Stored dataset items
╭──
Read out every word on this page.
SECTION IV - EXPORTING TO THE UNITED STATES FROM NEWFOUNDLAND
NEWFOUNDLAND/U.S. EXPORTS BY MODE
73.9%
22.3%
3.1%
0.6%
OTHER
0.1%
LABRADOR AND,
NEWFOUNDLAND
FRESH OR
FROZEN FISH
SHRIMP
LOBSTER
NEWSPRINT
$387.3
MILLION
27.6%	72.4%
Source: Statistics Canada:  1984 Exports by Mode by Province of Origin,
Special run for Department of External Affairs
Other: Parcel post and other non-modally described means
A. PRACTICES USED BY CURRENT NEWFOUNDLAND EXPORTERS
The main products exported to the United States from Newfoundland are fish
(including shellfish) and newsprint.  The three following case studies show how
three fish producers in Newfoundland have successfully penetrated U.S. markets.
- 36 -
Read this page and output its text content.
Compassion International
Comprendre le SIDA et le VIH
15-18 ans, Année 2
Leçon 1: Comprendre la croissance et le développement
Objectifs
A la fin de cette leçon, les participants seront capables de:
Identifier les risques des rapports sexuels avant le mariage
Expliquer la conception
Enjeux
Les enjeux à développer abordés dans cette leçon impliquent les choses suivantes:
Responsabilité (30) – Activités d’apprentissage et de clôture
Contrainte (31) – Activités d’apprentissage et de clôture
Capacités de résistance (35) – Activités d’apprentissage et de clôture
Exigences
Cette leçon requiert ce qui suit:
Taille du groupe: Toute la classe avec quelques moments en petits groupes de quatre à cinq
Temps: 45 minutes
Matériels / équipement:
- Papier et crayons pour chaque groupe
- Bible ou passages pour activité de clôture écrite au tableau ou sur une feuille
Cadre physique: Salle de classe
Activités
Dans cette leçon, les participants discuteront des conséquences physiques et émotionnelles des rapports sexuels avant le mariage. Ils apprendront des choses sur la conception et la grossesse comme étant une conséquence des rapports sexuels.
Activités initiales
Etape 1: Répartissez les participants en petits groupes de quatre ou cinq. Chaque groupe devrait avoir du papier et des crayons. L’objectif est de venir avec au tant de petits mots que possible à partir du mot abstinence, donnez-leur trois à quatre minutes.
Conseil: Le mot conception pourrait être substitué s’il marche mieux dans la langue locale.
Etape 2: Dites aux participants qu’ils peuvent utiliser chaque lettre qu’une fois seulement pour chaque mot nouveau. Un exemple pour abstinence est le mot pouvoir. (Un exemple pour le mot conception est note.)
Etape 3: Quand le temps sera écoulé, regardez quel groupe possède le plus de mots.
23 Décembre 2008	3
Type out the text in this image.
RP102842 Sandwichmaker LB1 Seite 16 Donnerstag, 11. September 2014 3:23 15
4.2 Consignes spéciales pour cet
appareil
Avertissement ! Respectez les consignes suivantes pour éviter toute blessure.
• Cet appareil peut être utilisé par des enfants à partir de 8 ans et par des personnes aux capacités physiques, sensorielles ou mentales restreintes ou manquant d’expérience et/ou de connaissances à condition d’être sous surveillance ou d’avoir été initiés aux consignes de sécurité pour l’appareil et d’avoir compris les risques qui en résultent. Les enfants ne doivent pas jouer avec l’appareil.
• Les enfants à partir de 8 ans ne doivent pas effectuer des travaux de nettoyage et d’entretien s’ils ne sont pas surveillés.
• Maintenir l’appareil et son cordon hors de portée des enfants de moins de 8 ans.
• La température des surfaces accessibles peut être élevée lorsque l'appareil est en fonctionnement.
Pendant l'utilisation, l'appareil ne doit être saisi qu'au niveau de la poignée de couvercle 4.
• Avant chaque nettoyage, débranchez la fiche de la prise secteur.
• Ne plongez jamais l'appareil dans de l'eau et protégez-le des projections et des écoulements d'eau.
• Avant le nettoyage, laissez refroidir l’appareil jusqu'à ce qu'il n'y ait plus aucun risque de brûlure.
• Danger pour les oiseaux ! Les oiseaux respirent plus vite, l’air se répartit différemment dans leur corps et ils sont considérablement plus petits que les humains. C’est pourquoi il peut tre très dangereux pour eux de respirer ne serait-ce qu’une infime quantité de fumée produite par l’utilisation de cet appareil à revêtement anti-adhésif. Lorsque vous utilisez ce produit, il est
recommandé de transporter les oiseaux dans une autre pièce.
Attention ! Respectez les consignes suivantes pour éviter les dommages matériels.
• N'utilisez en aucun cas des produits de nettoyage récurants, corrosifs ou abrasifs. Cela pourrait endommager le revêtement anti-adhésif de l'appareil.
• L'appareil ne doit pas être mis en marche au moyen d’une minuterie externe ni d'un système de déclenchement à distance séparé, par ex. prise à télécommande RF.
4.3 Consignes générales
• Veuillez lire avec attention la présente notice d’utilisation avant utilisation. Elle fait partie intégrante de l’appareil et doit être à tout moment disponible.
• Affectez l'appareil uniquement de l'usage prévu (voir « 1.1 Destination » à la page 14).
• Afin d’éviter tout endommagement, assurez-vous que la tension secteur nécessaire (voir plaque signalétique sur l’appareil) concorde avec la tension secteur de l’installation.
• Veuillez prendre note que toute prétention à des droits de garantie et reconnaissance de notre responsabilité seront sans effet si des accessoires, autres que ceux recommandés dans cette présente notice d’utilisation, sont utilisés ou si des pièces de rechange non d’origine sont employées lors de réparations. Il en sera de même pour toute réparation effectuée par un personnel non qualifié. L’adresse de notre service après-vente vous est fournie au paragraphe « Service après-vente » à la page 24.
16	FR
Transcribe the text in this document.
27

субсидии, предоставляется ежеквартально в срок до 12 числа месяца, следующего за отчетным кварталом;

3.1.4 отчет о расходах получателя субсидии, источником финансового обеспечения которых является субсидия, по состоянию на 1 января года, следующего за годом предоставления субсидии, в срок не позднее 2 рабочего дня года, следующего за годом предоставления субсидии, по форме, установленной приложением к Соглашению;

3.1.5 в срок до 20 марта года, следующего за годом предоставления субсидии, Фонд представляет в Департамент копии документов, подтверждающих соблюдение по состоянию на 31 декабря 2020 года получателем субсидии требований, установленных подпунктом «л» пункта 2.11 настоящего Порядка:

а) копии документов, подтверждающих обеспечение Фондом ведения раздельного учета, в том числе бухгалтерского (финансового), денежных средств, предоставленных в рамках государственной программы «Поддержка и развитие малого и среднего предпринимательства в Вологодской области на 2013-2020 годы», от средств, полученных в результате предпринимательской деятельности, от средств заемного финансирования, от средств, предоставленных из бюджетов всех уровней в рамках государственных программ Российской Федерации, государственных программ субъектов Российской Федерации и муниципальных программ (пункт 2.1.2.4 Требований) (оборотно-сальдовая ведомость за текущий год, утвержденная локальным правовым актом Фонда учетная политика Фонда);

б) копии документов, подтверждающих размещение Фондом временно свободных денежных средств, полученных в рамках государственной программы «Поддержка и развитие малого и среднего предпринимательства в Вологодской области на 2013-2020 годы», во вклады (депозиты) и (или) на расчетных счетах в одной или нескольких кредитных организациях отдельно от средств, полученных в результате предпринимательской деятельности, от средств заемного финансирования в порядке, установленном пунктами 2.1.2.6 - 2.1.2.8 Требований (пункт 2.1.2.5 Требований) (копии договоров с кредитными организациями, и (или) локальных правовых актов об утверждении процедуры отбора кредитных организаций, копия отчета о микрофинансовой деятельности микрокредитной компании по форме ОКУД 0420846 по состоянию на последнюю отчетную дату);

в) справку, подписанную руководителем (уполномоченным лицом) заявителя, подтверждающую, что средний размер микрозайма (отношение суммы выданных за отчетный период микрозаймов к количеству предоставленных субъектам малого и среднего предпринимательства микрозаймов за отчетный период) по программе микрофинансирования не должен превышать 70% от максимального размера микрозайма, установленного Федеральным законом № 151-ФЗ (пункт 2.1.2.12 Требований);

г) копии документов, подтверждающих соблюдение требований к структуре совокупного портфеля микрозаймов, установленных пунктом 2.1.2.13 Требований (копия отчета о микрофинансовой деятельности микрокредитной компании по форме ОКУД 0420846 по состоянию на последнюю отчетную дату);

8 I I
╰──
[Objective]: Pull out every line of the records above that contains the word "classe".

[Reply to the exercise]:
Taille du groupe: Toute la classe avec quelques moments en petits groupes de quatre à cinq
Cadre physique: Salle de classe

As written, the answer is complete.